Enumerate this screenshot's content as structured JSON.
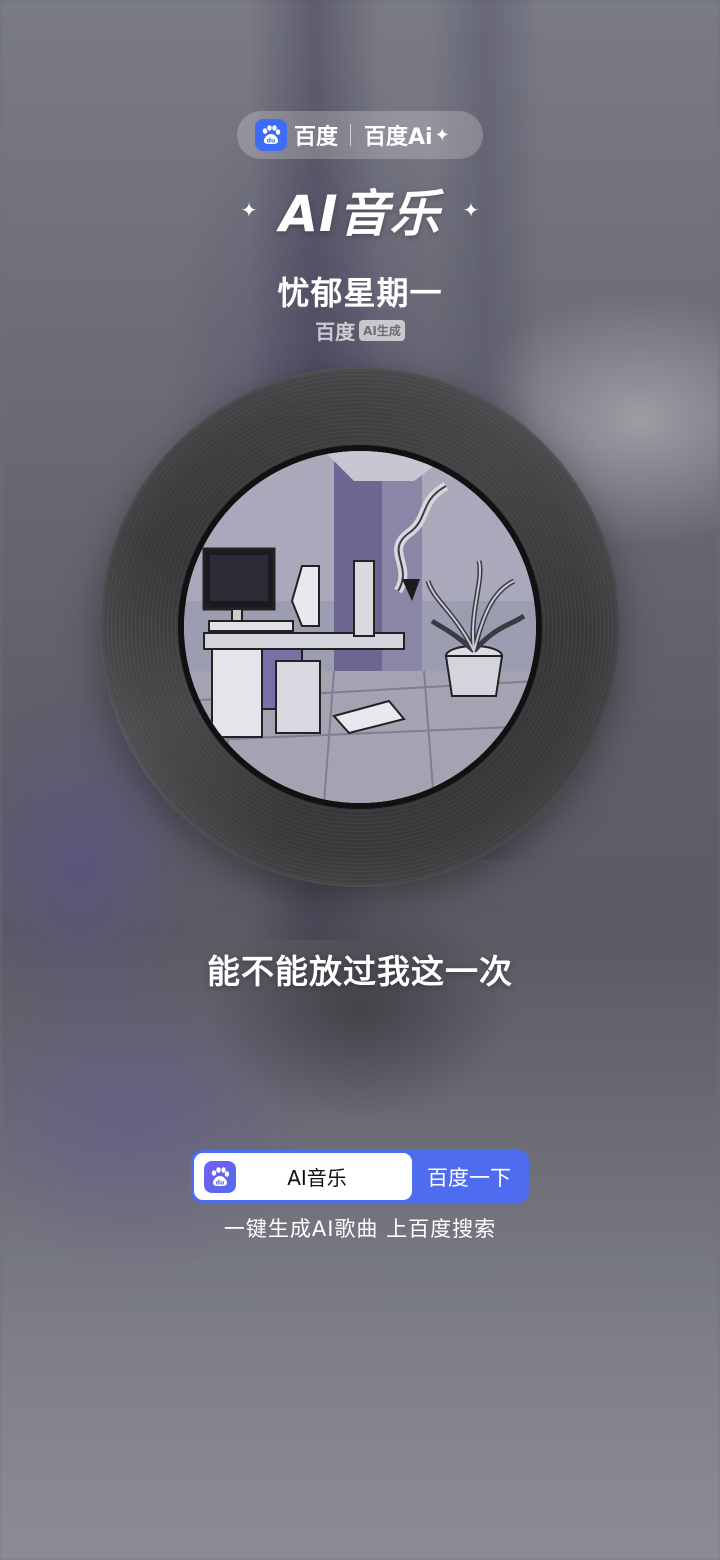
{
  "header": {
    "brand_name": "百度",
    "brand_ai": "百度Ai",
    "brand_ai_spark": "✦",
    "title": "AI音乐",
    "title_spark": "✦"
  },
  "song": {
    "title": "忧郁星期一",
    "credit_brand": "百度",
    "credit_tag": "AI生成",
    "lyric": "能不能放过我这一次"
  },
  "search": {
    "value": "AI音乐",
    "button_label": "百度一下",
    "tagline": "一键生成AI歌曲 上百度搜索"
  },
  "colors": {
    "accent": "#4e6cf0",
    "brand_blue": "#3d6df6"
  }
}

* * * * * * * * *

• _Job_: The records above are to be restated exactly, without their pictures.

• _Response to the task_:
Enumerate this screenshot's content as structured JSON.
{
  "header": {
    "brand_name": "百度",
    "brand_ai": "百度Ai",
    "brand_ai_spark": "✦",
    "title": "AI音乐",
    "title_spark": "✦"
  },
  "song": {
    "title": "忧郁星期一",
    "credit_brand": "百度",
    "credit_tag": "AI生成",
    "lyric": "能不能放过我这一次"
  },
  "search": {
    "value": "AI音乐",
    "button_label": "百度一下",
    "tagline": "一键生成AI歌曲 上百度搜索"
  },
  "colors": {
    "accent": "#4e6cf0",
    "brand_blue": "#3d6df6"
  }
}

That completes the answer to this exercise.